Transformer architectures’ powerful attention mechanisms are capable of pushing SOTA performance across various natural language processing (NLP) tasks. The quadratic complexity of run time and memory usage for such attention mechanisms however has long been a critical bottleneck when processing long sequences.
In the new paper H-Transformer-1D: Fast One-Dimensional Hierarchical Attention for Sequences, a Google Research team draws inspiration from two numerical analysis methods — Hierarchical Matrix (H-Matrix) and Multigrid — to address this quadratic complexity problem of attention mechanisms in transformer architectures. The researchers propose a hierarchical attention scheme that has linear complexity in run time and memory and achieves SOTA performance on NLP benchmarks.
In numerical analysis, the H-Matrix is employed as data-sparse approximations of non-sparse matrices, generalizing low-rank approximations via a matrix block hierarchy to substantially increase the compression rate. The Multigrid Method meanwhile is an algorithm for solving large-scale sparse matrices resulting from discretized partial differential equations using a hierarchy. Its advantage over other methods is that it can scale linearly with the number of discrete nodes used.
● ● ● ● ● ● ●
> [Problem set]
1: In the article on H-Transformer-1D, which two numerical analysis methods inspired the Google Research team?
2: Keep writing the article on H-Transformer-1D, picking up right after its last sentence.

> [Extracted material]
● ● ● ● ● ● ●
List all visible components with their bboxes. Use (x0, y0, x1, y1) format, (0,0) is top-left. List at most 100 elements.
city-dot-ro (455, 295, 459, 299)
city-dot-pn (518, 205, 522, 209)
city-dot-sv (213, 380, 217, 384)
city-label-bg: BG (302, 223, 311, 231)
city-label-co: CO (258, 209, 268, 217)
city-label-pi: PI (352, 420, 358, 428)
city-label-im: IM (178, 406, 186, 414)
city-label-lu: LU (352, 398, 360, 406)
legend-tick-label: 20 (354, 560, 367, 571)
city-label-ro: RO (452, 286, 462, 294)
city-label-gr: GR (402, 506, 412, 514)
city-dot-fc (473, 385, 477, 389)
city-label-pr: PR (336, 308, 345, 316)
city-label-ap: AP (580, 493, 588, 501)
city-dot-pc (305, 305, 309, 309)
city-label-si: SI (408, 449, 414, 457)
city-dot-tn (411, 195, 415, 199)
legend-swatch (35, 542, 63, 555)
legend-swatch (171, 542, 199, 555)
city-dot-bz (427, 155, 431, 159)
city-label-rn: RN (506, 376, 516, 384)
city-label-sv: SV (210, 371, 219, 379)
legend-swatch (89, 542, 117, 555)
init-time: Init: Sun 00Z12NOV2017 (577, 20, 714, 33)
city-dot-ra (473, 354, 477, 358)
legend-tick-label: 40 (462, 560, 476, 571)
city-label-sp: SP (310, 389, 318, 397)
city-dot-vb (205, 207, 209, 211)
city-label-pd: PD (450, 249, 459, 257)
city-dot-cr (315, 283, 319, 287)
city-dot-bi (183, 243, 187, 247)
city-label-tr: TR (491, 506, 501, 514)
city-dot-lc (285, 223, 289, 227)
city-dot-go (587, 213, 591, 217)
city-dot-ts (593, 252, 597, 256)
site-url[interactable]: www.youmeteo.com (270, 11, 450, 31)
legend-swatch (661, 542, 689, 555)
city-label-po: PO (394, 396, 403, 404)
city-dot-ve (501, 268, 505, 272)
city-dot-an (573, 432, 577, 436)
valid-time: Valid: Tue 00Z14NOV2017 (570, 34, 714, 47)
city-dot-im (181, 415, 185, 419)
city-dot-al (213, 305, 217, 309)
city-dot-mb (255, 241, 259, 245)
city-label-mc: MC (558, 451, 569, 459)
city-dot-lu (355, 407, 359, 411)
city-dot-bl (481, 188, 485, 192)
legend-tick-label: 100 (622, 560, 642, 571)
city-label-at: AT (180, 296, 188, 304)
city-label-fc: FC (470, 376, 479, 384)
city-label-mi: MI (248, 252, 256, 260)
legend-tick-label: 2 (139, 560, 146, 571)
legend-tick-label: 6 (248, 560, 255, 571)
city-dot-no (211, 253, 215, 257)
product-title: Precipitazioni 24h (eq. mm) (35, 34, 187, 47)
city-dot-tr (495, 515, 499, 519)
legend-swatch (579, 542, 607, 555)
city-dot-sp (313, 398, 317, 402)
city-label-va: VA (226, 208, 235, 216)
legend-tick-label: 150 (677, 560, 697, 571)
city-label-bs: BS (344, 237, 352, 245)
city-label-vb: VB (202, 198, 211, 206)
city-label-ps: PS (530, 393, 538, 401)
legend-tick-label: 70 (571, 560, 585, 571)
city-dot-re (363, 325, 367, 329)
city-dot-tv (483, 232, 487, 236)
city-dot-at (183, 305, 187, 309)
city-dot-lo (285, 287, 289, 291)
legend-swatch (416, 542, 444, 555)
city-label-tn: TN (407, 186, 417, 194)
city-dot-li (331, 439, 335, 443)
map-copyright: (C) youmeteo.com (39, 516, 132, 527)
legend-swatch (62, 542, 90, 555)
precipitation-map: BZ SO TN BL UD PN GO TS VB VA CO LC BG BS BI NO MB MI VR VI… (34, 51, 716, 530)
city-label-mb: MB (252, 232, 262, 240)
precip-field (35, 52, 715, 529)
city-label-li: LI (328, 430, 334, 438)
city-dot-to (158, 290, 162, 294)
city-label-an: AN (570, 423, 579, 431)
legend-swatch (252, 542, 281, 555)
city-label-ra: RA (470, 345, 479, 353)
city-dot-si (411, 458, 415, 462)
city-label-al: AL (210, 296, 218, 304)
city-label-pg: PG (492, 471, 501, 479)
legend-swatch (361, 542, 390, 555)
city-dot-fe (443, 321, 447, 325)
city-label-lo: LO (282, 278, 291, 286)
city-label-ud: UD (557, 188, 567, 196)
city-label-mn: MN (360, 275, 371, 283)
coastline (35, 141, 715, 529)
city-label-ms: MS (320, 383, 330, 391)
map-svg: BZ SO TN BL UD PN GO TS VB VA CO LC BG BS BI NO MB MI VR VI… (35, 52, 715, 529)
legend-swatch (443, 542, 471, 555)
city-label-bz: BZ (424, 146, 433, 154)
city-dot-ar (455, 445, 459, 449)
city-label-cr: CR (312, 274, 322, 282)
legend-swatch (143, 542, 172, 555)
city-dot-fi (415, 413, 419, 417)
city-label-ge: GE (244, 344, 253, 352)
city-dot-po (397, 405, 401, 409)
● ● ● ● ● ● ●
> [Answers to the exercises]
1: Hierarchical Matrix (H-Matrix) and Multigrid.

2:
The team defines Multilevel Methods’ characteristics as performing no approximation for near interactions and applying progressively lower-precision approximations for progressively longer distance interactions. This leads them to hypothesize that the inductive biases embodied by the hierarchical structure of the attention matrix can be used to capture the hierarchical structure in the sequences of NLP tasks. They identify three steps to outline their hierarchical attention mechanism: 1) the attention matrix blocks for nearby, mid-distance and long-distance attention are separated, which is the first step toward distance-dependent attention; 2) a token hierarchy is established; 3) the hierarchical attention is constructed.
In general, the proposed hierarchical matrix structure establishes a hierarchical approach to the matrix-matrix multiplication and the matrix-vector multiplication. The team also shows that the overall run time and memory complexity of the hierarchical attention algorithm is O(dL), and that it only utilizes dense linear algebra operations optimized for GPUs or TPUs.
The team conducted extensive experiments to evaluate the effectiveness of the inductive biases embodied by the proposed hierarchical attention approach for capturing hierarchical structures in sequences, using the Long Range Arena (LRA) and One-Billion Word benchmarks.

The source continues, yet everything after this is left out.